Data entries
•••

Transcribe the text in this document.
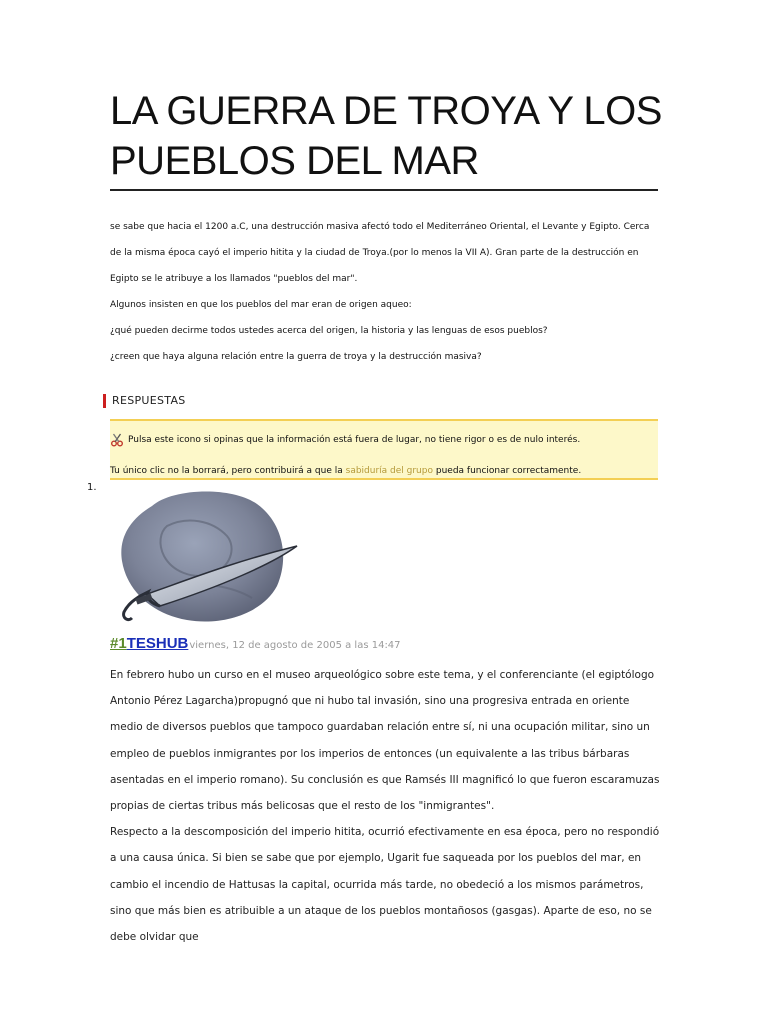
LA GUERRA DE TROYA Y LOS PUEBLOS DEL MAR

se sabe que hacia el 1200 a.C, una destrucción masiva afectó todo el Mediterráneo Oriental, el Levante y Egipto. Cerca de la misma época cayó el imperio hitita y la ciudad de Troya.(por lo menos la VII A). Gran parte de la destrucción en Egipto se le atribuye a los llamados "pueblos del mar".

Algunos insisten en que los pueblos del mar eran de origen aqueo:

¿qué pueden decirme todos ustedes acerca del origen, la historia y las lenguas de esos pueblos?

¿creen que haya alguna relación entre la guerra de troya y la destrucción masiva?

RESPUESTAS
Pulsa este icono si opinas que la información está fuera de lugar, no tiene rigor o es de nulo interés.
Tu único clic no la borrará, pero contribuirá a que la sabiduría del grupo pueda funcionar correctamente.
1.
#1 TESHUB viernes, 12 de agosto de 2005 a las 14:47

En febrero hubo un curso en el museo arqueológico sobre este tema, y el conferenciante (el egiptólogo Antonio Pérez Lagarcha)propugnó que ni hubo tal invasión, sino una progresiva entrada en oriente medio de diversos pueblos que tampoco guardaban relación entre sí, ni una ocupación militar, sino un empleo de pueblos inmigrantes por los imperios de entonces (un equivalente a las tribus bárbaras asentadas en el imperio romano). Su conclusión es que Ramsés III magnificó lo que fueron escaramuzas propias de ciertas tribus más belicosas que el resto de los "inmigrantes".

Respecto a la descomposición del imperio hitita, ocurrió efectivamente en esa época, pero no respondió a una causa única. Si bien se sabe que por ejemplo, Ugarit fue saqueada por los pueblos del mar, en cambio el incendio de Hattusas la capital, ocurrida más tarde, no obedeció a los mismos parámetros, sino que más bien es atribuible a un ataque de los pueblos montañosos (gasgas). Aparte de eso, no se debe olvidar que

•••

- **What the task asks**: Repeat the data exactly, without the pictures.

- **Solution**:
Transcribe the text in this document.
LA GUERRA DE TROYA Y LOS PUEBLOS DEL MAR

se sabe que hacia el 1200 a.C, una destrucción masiva afectó todo el Mediterráneo Oriental, el Levante y Egipto. Cerca de la misma época cayó el imperio hitita y la ciudad de Troya.(por lo menos la VII A). Gran parte de la destrucción en Egipto se le atribuye a los llamados "pueblos del mar".

Algunos insisten en que los pueblos del mar eran de origen aqueo:

¿qué pueden decirme todos ustedes acerca del origen, la historia y las lenguas de esos pueblos?

¿creen que haya alguna relación entre la guerra de troya y la destrucción masiva?

RESPUESTAS
Pulsa este icono si opinas que la información está fuera de lugar, no tiene rigor o es de nulo interés.
Tu único clic no la borrará, pero contribuirá a que la sabiduría del grupo pueda funcionar correctamente.
1.
#1 TESHUB viernes, 12 de agosto de 2005 a las 14:47

En febrero hubo un curso en el museo arqueológico sobre este tema, y el conferenciante (el egiptólogo Antonio Pérez Lagarcha)propugnó que ni hubo tal invasión, sino una progresiva entrada en oriente medio de diversos pueblos que tampoco guardaban relación entre sí, ni una ocupación militar, sino un empleo de pueblos inmigrantes por los imperios de entonces (un equivalente a las tribus bárbaras asentadas en el imperio romano). Su conclusión es que Ramsés III magnificó lo que fueron escaramuzas propias de ciertas tribus más belicosas que el resto de los "inmigrantes".

Respecto a la descomposición del imperio hitita, ocurrió efectivamente en esa época, pero no respondió a una causa única. Si bien se sabe que por ejemplo, Ugarit fue saqueada por los pueblos del mar, en cambio el incendio de Hattusas la capital, ocurrida más tarde, no obedeció a los mismos parámetros, sino que más bien es atribuible a un ataque de los pueblos montañosos (gasgas). Aparte de eso, no se debe olvidar que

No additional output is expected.